● **作業内容**:
1. 抜粋で「」の台詞を話す登場人物をすべて挙げよ。
2. 抜粋の内容を二文でまとめよ。
3. 都井岬の抜粋を、最後の台詞の後から書き進めよ。

関西ソニョシデ学園

過去に生きるK-Popのブログ

第754話 そに散歩 〜日南編〜(その8)




06:都井岬(承前)



ナレーション:馬の餌場…もとい廃ホテルはまだあちこちに。しばらく歩くと、今度は左側に大きな建物が…


ガイドのおっちゃん「これが都井岬観光ホテルでおま。客室数150、収容人数400を誇る都井岬最大のホテルでしたが、2010年に廃業しております」
ソニ「ほんで今は夜な夜な馬がバリボリやってるっちゅう訳やな」
ガイドのおっちゃん「そないだす。ちょっと寄ってみますか?」
ソニ「いらんですわ。もうだいぶ歩いて来たよって疲れた。無用な寄り道は遠慮したい」
ユナ「なーなー、ホテルの向かいの駐車場、馬が仰山おるで」
ガイドのおっちゃん「その辺は芝生が覆ってますさかい、ええ餌場なんですわ。陽当たりもええし、食って良し、ゴロゴロして良し、居眠りして良し。小松ヶ丘程やないけど割とよお馬が見れるポイントですわ」
ソニ「ほえぇー」


 バリボリ
 ボリバリ


ユナ「おお、近寄ってもまるで気にしない」
アイリーン「夢中で草食うてますなぁ」
ソニ「まさにスヨンの食事時そのままや。擬音が“むんぎゅむんぎゅ”か“バリボリ”の違いだけ」
馬「ブルルルッ」
ユナ「わ、ビックリした」
ガイドのおっちゃん「あんまり近づくと、そないして鼻を鳴らすことがあります。それ以上近づかん方がええでっせ」
ソニ「そうか。食事中にやたらベタベタしたら嫌がる訳やな」
ユナ「向こうから近づいてきたらどおすんの?」
ガイドのおっちゃん「刺激せんよおにゆっくり離れるよお指導しております。大人しく見えても力は強おおますから、敵の制空圏に入るのは非常に危険です」

● **データ内容**:
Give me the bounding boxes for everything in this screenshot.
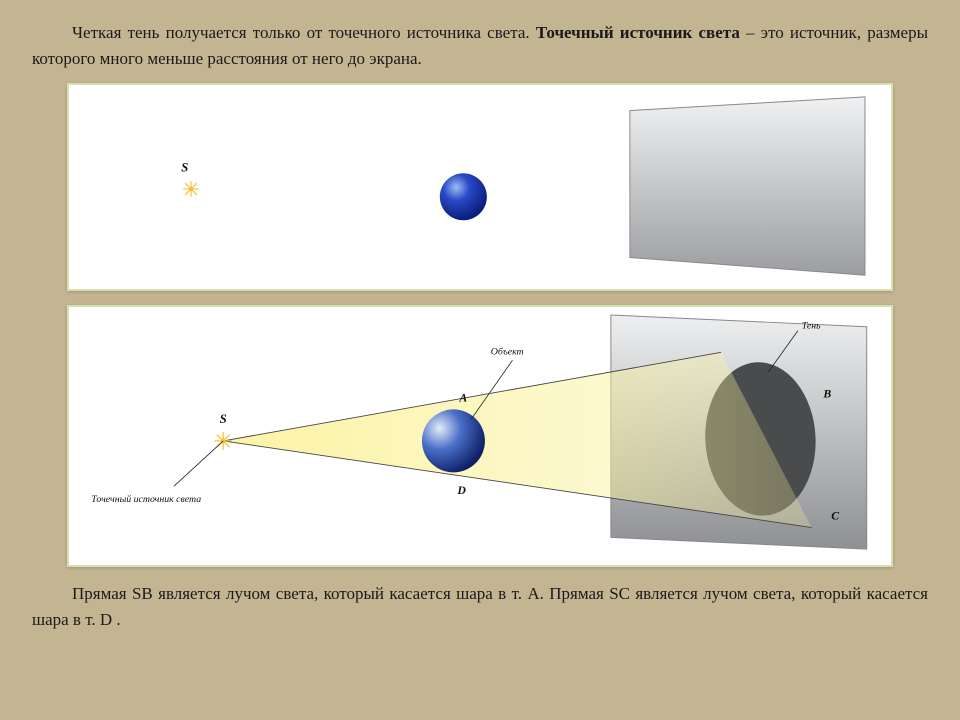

● **解答一覧**:
1. ガイドのおっちゃん、ソニ、ユナ、アイリーン、馬

2. 都井岬を歩く一行は、客室数150、収容人数400を誇る岬最大のホテルだったが2010年に廃業した都井岬観光ホテルの前を通る。向かいの芝生に覆われた駐車場では馬が草を食べており、ガイドのおっちゃんは、近づきすぎると鼻を鳴らすことがあり、向こうから来たら刺激しないようゆっくり離れるよう指導していると話す。

3.
ソニ「敵なんかい」
アイリーン「その制空圏てどのくらいでっか?」
ガイドのおっちゃん「だいたい3〜5mくらいでっか。それより内側が奴らの間合いです」
ソニ「後ろから近づいたら? 敵も後ろに眼が付いてるわけやないやろ」
ユナ「馬のキン○マやコーモン見て何が楽しい?」
ガイドのおっちゃん「後ろから接近するんが一番危険でっせ。馬の視界は350度あるゆわれとりますからな。こっそり近づいても敵には丸見え。後ろ足で蹴られたら命の保証は出来まへんで」
ソニ「ぴゃー」
ユナ「350度て…。もうちょっと頑張ればオノレのコーモンも見えるかもしれんな」
ソニ「アイドルがコーモンコーモンゆうな!」


ガイドのおっちゃん「こっからちょっと道をそれると民宿とビジターセンターがおます」
ソニ「ビジターセンター?」
ガイドのおっちゃん「通称“うまの館”ゆうて、串間市の観光物産協会が運営しとる資料館兼観光案内所ですな。ワシらガイドもここに所属しております」
ユナ「うまの館…。ウチが以前行った阿蘇ちゅう所には“あか牛の館”なる赤牛の焼肉を食わせるレストランがあったが、するとここは馬の肉を食わせる…」
ガイドのおっちゃん「資料館兼案内所ゆうとるでしょーが! 天然記念物の御崎馬を食うたら死刑になりまっせ!(怒)」
ユナ「マジで? サンメッセ日南のレストランでも食わせてへんの?」
ガイドのおっちゃん「食わせてまへん!」
ユナ「なんやぁ。馬肉美味いのになぁ」
ガイドのおっちゃん「(うきーっ)逆にBBQにして食ってやりたいところやが、そんなガリガリの体じゃ美味い訳もなし。ここは聞かんかった振りして華麗にスルーや」



アイリーン「あ、館の前にも馬が。可愛ええ❤」
ソニ「館の人が餌付けしとるのかな?」
ガイドのおっちゃん「餌なんかやってまへん! 御崎馬は自然のままで生活させてますから、皆さんも餌あげたらあきまへんで」
ソニ「なんや、奈良の鹿とはだいぶ違うんやな」
ユナ「餌付けしてせんべい見たらお辞儀するよう仕込んだら観光客も奈良並みになるのになぁ」
ガイドのおっちゃん「いらんお世話じゃ!」
ソニ「ビジターセンターの中にはなにがあるんでか?」
ガイドのおっちゃん「まぁ御崎馬の剥製とか御崎馬骨格標本とか御崎馬の写真とか」
ソニ「写真て遺影?」
ユナ「死体ばっかりやな」
ガイドのおっちゃん「遺影ちゃいます。在りし日の元気な姿を写し取ったものですわ」
ソニ「遺影やん」
ユナ「殺して食ったんやな」
ガイドのおっちゃん「食ってへんちゅーの!(うきーっ)」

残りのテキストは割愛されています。